3番目にいる『星降る腕輪』装備キャラが先制しないことがあるのも、これが原因とみられる。

具体例

(味方)A:10 B:10 C:60 (敵)D:5 E:50 F:10 G:30

補正後の素早さ(75〜100%を反映した素早さ)を以上のものとして話を進める。

(味方)A:10 B:10 C:60 (敵)D:5 E:50 F:10 G:30

暫定トップ:A(10) vs 比較対象:B(10) ⇒値が等しいため、バグが発生

比較終了
[ 行動順⇒1位:A ]
(味方)B:10 C:60 (敵)D:5 E:50 F:10 G:30

暫定トップ:B(10) vs 比較対象:C(60) ⇒勝:C(60)
暫定トップ:C(60) vs 比較対象:D( 5) ⇒勝:C(60)

──────────

## 練習問題
1) 行動順の解説から、「暫定トップ:A(10) vs 比較対象:B(10)」から「比較対象:D( 5) ⇒勝:C(60)」までの部分を正確に書き写しなさい。
2) 次の(a)～(c)は、行動順の解説の内容と合っているか。それぞれ「はい」か「いいえ」で答え、判断の根拠となる本文の語句をそのまま引用しなさい。
(a) 補正後の素早さとは、75〜100%を反映した素早さのことである。
(b) 暫定トップAと比較対象Bの比較では、値が等しいためバグが発生する。
(c) 暫定トップCと比較対象Dの比較では、Dが勝つ。

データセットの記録
──────────

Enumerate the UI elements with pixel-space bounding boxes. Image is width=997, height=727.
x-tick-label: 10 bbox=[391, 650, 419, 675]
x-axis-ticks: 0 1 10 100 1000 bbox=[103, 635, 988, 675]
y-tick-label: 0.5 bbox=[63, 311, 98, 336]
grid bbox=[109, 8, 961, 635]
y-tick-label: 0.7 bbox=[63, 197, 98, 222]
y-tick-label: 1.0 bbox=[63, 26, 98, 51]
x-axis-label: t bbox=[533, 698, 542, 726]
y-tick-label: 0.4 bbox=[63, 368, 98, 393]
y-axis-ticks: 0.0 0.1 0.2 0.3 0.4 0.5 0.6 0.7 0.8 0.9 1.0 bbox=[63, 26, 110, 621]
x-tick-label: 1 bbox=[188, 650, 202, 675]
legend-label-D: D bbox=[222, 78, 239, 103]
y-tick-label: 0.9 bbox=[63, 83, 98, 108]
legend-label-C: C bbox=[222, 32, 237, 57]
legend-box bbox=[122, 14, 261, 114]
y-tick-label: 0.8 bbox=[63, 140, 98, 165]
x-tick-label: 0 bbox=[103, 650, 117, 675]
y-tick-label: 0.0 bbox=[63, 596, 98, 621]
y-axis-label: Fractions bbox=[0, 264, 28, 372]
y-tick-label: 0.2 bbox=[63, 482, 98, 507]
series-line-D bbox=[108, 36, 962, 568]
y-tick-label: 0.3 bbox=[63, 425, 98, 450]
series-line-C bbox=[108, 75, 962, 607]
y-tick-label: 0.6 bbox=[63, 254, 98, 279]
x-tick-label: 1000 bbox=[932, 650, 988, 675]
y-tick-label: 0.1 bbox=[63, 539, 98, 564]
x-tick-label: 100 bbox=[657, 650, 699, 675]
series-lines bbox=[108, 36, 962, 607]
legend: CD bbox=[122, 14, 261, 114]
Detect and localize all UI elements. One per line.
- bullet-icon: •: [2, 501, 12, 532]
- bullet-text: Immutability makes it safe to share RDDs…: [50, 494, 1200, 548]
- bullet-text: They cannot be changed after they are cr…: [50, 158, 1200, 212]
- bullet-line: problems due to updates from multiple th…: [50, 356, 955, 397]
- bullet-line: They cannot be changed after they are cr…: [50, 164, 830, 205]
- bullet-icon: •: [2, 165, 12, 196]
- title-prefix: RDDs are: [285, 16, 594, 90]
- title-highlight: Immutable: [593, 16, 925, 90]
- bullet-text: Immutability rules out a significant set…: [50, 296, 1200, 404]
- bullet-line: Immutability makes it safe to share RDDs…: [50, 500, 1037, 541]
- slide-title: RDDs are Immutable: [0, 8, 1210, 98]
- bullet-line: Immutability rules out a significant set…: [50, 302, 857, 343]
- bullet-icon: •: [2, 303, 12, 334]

──────────

## 解答
1)
暫定トップ:A(10) vs 比較対象:B(10) ⇒値が等しいため、バグが発生

比較終了
[ 行動順⇒1位:A ]
(味方)B:10 C:60 (敵)D:5 E:50 F:10 G:30

暫定トップ:B(10) vs 比較対象:C(60) ⇒勝:C(60)
暫定トップ:C(60) vs 比較対象:D( 5) ⇒勝:C(60)

2)
(a) はい。「補正後の素早さ(75〜100%を反映した素早さ)」
(b) はい。「暫定トップ:A(10) vs 比較対象:B(10) ⇒値が等しいため、バグが発生」
(c) いいえ。「暫定トップ:C(60) vs 比較対象:D( 5) ⇒勝:C(60)」